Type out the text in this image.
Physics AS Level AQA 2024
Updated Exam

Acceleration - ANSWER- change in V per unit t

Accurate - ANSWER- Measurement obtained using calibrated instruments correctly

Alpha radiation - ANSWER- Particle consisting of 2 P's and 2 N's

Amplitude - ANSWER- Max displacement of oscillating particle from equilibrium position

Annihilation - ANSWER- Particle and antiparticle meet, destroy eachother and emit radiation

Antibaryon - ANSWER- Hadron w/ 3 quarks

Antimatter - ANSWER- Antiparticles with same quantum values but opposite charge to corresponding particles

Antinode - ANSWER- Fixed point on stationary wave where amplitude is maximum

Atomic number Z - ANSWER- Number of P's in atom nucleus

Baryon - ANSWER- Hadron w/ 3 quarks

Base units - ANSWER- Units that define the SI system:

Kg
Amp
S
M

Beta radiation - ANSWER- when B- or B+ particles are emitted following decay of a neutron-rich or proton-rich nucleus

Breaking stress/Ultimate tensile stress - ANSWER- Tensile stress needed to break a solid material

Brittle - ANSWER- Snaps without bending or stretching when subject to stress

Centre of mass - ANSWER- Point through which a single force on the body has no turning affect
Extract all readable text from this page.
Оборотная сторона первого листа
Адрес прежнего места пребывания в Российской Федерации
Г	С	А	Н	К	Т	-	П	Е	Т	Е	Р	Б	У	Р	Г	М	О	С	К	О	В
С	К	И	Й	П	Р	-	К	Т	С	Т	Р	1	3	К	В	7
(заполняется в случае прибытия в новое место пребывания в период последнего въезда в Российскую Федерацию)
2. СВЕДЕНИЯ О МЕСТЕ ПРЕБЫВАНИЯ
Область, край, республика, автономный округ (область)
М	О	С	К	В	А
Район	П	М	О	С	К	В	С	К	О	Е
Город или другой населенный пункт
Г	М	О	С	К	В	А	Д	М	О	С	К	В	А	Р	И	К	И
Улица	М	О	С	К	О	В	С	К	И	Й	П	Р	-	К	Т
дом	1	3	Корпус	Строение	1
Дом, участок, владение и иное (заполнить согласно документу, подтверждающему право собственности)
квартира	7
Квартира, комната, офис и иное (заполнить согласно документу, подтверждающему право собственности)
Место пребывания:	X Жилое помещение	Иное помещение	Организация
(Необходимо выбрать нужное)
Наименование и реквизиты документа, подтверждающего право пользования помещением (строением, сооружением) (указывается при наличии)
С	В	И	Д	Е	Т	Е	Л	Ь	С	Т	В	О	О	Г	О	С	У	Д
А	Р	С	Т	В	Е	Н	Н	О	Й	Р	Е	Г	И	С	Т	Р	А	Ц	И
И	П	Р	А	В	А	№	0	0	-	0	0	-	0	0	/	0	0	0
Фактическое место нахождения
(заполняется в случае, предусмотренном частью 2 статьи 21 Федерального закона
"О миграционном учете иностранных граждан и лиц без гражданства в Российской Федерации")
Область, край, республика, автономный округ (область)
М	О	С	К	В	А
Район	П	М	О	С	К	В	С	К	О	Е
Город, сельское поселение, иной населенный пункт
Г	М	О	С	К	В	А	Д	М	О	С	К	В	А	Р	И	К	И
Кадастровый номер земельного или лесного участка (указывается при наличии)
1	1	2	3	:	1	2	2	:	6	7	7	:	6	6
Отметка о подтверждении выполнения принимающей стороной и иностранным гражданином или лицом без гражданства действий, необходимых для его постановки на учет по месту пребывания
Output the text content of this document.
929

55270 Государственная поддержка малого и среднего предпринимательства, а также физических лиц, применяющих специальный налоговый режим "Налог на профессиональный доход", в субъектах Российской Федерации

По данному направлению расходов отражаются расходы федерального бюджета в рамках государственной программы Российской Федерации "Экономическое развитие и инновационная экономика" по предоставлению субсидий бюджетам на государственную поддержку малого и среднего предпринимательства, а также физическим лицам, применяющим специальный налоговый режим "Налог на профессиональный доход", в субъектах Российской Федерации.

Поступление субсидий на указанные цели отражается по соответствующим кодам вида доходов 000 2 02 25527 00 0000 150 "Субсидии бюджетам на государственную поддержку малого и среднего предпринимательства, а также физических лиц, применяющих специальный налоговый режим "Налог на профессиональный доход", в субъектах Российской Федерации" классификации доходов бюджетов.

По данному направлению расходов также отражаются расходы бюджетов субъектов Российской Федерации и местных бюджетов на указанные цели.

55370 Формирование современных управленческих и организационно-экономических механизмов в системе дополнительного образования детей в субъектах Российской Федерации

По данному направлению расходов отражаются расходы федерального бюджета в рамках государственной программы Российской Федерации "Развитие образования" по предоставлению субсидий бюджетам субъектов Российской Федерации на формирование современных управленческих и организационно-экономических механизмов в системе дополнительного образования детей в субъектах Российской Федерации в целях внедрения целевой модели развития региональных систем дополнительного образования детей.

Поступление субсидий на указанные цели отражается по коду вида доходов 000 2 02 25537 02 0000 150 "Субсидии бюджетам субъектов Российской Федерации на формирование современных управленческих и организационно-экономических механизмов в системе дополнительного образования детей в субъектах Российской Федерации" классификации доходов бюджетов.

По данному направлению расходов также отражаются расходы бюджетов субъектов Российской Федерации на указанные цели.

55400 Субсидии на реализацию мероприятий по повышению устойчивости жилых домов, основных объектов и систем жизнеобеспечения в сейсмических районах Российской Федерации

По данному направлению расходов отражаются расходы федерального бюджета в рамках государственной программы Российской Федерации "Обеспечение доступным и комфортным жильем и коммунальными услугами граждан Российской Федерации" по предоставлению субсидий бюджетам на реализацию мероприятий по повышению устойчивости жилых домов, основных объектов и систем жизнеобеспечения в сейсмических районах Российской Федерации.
○ ○ ○
Pick out the lines above that hold the string "Город" and show them.

Город или другой населенный пункт
Город, сельское поселение, иной населенный пункт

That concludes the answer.